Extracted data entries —
◆ ◆ ◆ ◆ ◆

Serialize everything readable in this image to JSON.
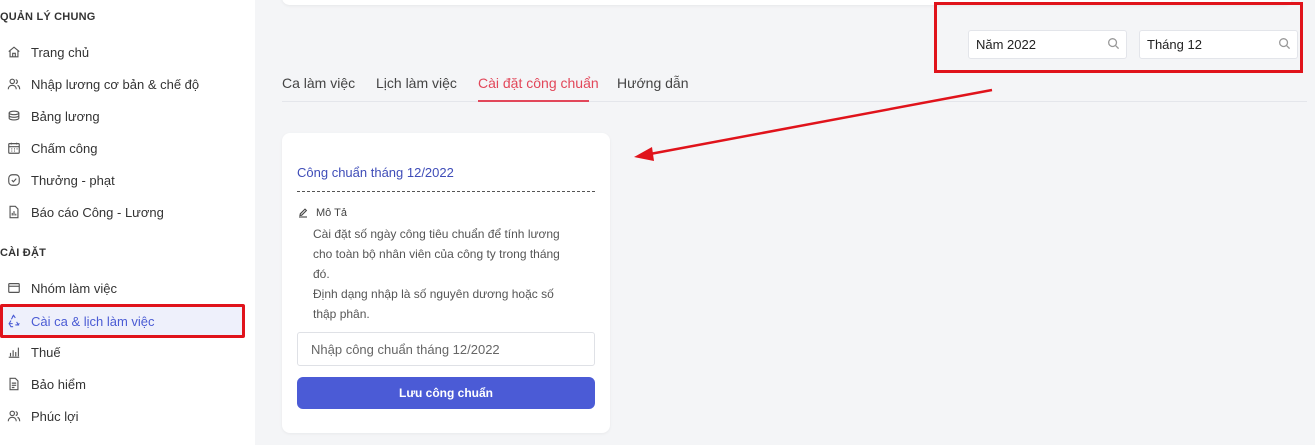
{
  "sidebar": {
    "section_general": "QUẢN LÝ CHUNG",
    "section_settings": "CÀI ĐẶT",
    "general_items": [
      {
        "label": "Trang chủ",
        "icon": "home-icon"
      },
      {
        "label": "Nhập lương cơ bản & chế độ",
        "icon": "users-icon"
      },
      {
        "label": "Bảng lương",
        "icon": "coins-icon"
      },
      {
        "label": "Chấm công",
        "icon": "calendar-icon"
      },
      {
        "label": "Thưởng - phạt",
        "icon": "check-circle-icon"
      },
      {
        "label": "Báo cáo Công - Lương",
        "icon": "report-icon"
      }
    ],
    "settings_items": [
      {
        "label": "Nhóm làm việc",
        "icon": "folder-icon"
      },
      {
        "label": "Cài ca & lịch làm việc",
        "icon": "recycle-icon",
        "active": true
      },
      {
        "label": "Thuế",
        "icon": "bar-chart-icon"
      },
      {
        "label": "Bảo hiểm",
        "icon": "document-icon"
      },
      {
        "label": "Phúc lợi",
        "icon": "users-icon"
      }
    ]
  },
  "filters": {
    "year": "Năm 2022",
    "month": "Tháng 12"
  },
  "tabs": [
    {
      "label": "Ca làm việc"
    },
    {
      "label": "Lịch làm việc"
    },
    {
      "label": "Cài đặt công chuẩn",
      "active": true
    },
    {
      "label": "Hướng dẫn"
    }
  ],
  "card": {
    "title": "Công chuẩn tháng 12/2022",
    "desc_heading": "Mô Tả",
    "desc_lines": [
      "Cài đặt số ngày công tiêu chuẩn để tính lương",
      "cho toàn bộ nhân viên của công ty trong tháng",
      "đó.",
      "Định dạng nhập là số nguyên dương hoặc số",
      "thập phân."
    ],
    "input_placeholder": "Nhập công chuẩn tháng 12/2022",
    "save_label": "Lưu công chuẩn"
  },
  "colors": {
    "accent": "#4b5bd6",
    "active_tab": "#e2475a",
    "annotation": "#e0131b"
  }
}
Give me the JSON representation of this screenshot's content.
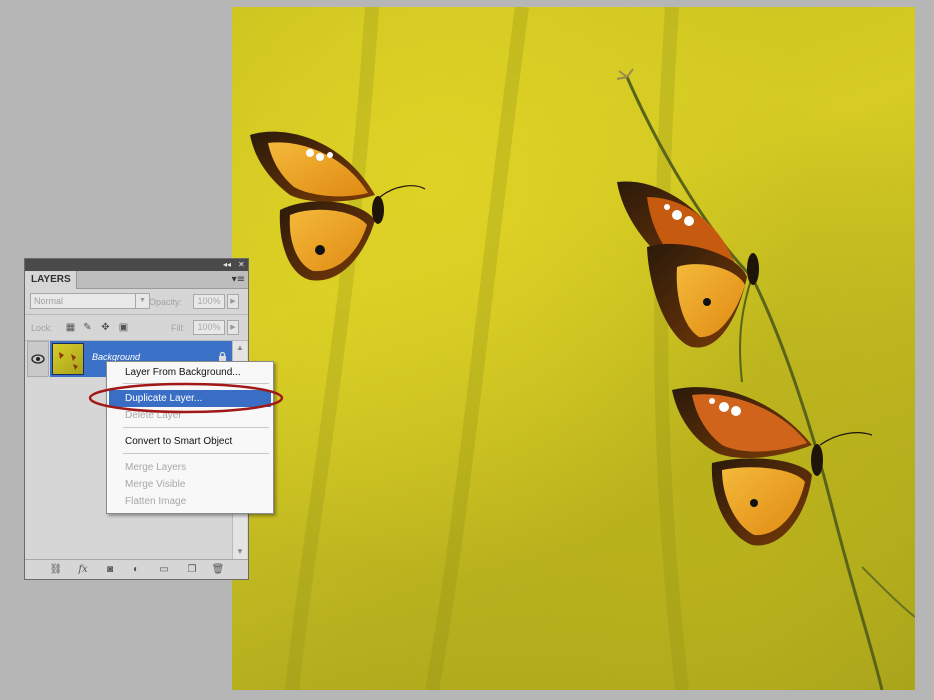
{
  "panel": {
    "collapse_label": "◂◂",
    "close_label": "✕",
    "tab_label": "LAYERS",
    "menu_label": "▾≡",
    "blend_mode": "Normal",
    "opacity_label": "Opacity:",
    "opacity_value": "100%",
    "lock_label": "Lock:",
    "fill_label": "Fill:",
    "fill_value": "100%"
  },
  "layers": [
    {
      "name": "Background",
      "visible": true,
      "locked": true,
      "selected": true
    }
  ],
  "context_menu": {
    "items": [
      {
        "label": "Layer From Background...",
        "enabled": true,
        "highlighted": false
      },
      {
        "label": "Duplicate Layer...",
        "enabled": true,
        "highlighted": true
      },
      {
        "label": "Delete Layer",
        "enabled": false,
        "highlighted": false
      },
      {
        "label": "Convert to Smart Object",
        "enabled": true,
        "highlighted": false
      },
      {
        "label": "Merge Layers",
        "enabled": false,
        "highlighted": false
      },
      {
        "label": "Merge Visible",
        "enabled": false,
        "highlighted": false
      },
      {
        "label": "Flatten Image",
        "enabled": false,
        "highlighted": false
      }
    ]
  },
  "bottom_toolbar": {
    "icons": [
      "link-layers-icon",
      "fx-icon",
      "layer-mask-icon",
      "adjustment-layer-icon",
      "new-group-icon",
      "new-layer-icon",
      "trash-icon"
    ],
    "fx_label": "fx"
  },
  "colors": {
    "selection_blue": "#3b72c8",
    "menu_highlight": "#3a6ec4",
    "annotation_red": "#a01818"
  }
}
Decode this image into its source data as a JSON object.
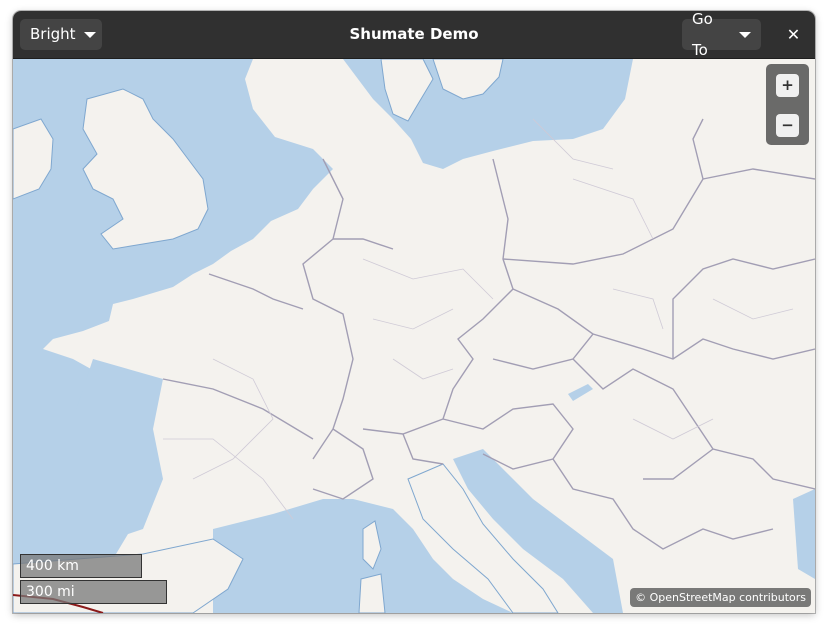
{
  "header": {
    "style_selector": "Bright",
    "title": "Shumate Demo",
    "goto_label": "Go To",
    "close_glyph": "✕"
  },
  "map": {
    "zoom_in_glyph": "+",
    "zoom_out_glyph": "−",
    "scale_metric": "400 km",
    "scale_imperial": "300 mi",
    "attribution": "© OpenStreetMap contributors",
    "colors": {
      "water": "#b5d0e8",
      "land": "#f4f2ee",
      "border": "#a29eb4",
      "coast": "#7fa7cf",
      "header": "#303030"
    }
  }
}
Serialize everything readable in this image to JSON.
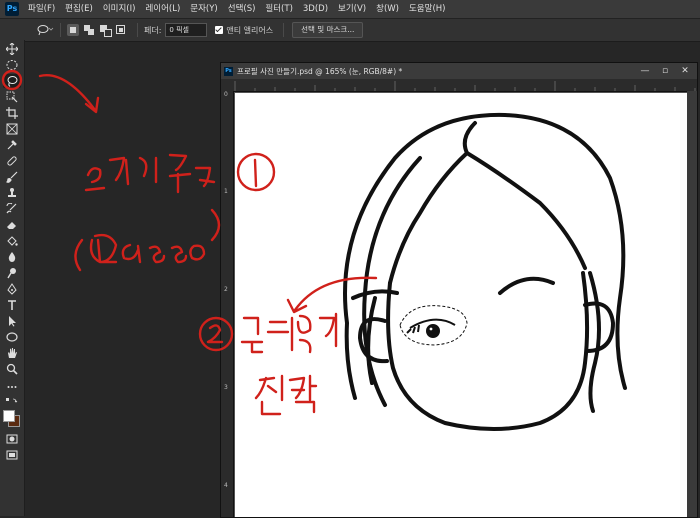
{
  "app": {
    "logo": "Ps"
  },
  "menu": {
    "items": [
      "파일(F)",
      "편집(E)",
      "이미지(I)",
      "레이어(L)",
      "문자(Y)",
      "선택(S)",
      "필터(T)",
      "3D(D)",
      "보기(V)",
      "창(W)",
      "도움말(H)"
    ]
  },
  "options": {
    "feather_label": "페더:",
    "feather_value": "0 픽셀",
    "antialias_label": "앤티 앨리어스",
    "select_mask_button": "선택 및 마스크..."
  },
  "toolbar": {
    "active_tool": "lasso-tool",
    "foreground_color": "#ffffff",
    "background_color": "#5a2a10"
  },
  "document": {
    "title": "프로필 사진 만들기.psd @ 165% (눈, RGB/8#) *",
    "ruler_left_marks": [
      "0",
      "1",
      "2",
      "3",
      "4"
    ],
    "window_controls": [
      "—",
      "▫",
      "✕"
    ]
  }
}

◆ ◆ ◆ ◆ ◆

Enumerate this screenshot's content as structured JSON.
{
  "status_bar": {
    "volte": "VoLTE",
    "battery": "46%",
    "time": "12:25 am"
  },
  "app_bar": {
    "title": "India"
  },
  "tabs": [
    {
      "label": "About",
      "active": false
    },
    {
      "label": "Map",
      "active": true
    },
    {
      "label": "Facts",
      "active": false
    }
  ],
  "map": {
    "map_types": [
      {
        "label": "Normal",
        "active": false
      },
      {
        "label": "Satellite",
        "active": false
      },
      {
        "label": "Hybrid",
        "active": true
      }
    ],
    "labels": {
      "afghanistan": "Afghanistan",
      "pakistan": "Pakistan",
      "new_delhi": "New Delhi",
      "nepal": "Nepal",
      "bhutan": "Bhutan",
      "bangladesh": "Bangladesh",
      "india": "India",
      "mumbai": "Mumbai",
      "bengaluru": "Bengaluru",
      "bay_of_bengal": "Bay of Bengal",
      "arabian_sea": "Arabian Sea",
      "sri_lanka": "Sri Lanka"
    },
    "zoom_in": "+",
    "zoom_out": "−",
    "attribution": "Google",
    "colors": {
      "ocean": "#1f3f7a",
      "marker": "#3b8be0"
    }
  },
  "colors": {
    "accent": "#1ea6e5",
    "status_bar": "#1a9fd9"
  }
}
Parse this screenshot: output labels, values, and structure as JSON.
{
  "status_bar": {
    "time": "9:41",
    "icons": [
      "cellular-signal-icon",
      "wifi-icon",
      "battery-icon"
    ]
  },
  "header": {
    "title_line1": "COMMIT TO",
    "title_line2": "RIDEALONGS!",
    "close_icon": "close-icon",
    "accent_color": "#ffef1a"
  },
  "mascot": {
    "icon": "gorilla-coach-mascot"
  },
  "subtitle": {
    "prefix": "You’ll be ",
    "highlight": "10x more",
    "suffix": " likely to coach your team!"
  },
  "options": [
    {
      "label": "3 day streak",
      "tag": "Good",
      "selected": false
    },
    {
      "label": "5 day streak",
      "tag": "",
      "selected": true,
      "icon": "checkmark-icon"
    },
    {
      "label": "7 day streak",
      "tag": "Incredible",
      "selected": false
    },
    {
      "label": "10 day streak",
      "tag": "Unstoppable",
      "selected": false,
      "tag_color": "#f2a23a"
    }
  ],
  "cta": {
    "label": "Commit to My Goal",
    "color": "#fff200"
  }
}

◆ ◆ ◆ ◆ ◆

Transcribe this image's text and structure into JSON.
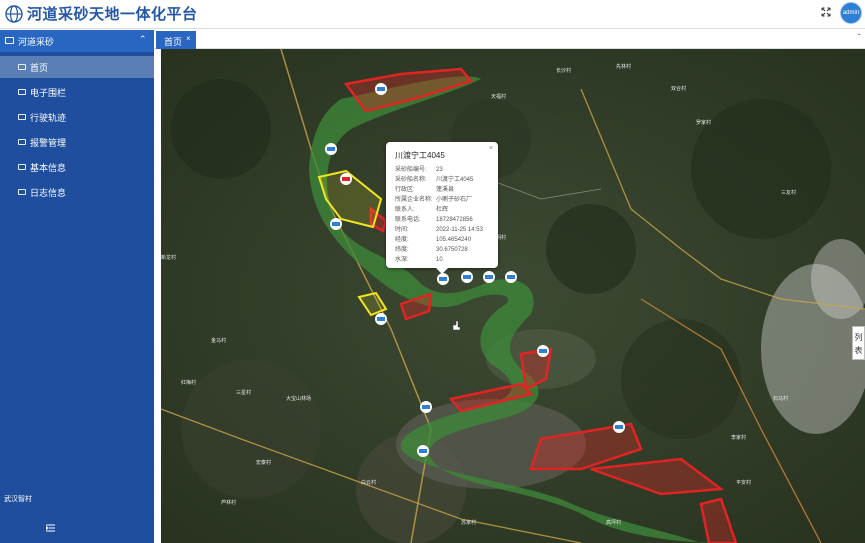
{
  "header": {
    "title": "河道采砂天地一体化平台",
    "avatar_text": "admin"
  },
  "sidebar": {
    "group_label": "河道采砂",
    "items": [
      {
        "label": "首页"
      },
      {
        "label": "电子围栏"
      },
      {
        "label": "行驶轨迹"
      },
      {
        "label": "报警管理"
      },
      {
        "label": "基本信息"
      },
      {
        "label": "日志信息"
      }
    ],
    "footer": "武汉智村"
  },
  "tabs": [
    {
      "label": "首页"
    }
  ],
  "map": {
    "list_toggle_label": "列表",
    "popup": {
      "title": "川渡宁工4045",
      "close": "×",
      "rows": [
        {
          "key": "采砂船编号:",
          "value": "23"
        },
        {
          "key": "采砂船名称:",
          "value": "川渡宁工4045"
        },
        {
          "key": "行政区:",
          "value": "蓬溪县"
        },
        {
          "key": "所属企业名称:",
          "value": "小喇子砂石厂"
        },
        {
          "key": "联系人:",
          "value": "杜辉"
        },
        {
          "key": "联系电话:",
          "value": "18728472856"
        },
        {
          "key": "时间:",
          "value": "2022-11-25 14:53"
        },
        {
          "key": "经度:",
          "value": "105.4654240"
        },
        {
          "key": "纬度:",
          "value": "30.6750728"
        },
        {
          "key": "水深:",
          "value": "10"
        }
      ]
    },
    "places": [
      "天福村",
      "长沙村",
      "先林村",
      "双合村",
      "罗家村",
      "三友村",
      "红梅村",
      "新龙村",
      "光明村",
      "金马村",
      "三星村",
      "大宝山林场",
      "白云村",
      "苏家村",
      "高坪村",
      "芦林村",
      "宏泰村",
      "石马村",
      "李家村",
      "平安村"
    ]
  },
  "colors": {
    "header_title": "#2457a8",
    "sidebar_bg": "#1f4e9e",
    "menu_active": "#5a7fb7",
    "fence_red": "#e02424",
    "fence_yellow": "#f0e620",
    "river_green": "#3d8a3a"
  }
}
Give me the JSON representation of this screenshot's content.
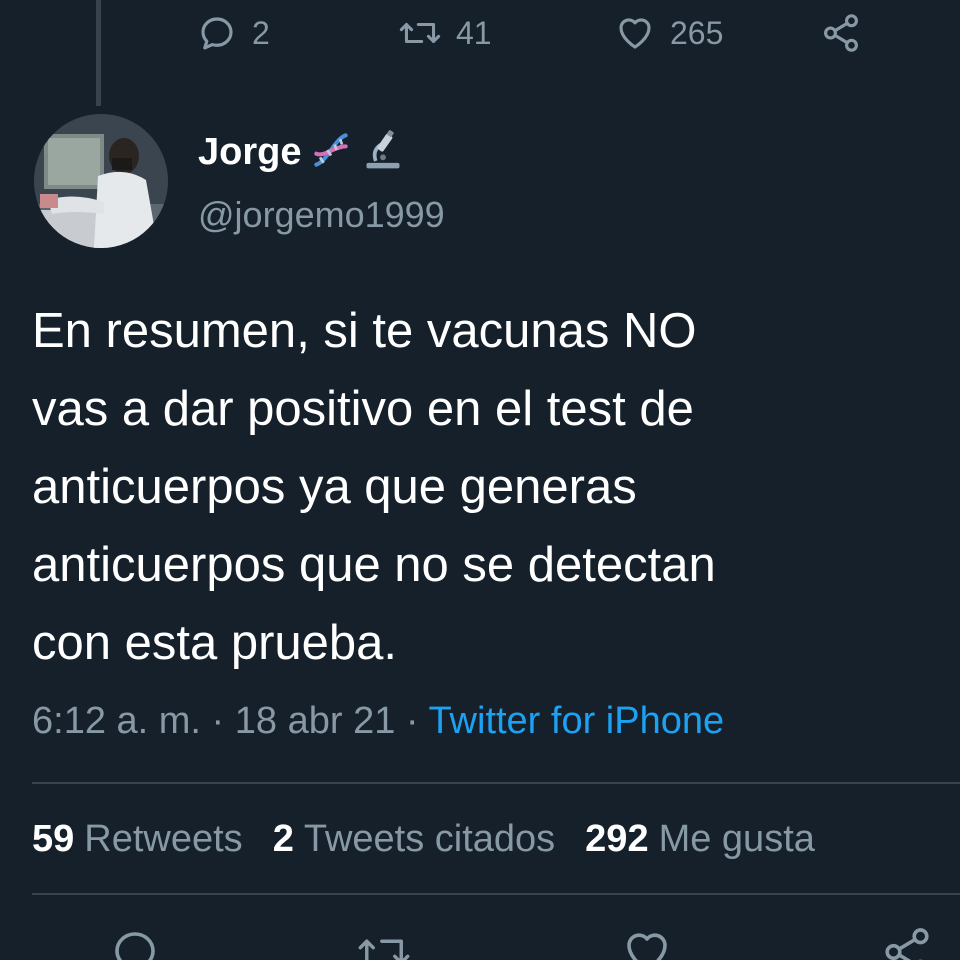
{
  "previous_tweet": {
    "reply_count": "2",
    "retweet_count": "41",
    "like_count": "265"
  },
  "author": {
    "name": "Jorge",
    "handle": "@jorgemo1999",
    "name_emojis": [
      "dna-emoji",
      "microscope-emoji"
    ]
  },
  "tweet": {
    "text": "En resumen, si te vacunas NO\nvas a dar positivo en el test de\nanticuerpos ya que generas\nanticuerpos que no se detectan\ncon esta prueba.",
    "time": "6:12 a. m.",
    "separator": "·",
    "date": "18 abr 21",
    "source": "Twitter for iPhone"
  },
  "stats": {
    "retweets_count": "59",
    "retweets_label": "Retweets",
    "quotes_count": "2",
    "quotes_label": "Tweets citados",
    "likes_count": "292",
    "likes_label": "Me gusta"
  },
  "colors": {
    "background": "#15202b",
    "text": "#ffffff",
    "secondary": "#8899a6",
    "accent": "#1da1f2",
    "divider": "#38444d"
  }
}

◆ ◆ ◆ ◆ ◆

Direction — Every line in the data that holds "source" should be copied out.

Output below —
Decode this image into its source data as a JSON object.
    "source": "Twitter for iPhone"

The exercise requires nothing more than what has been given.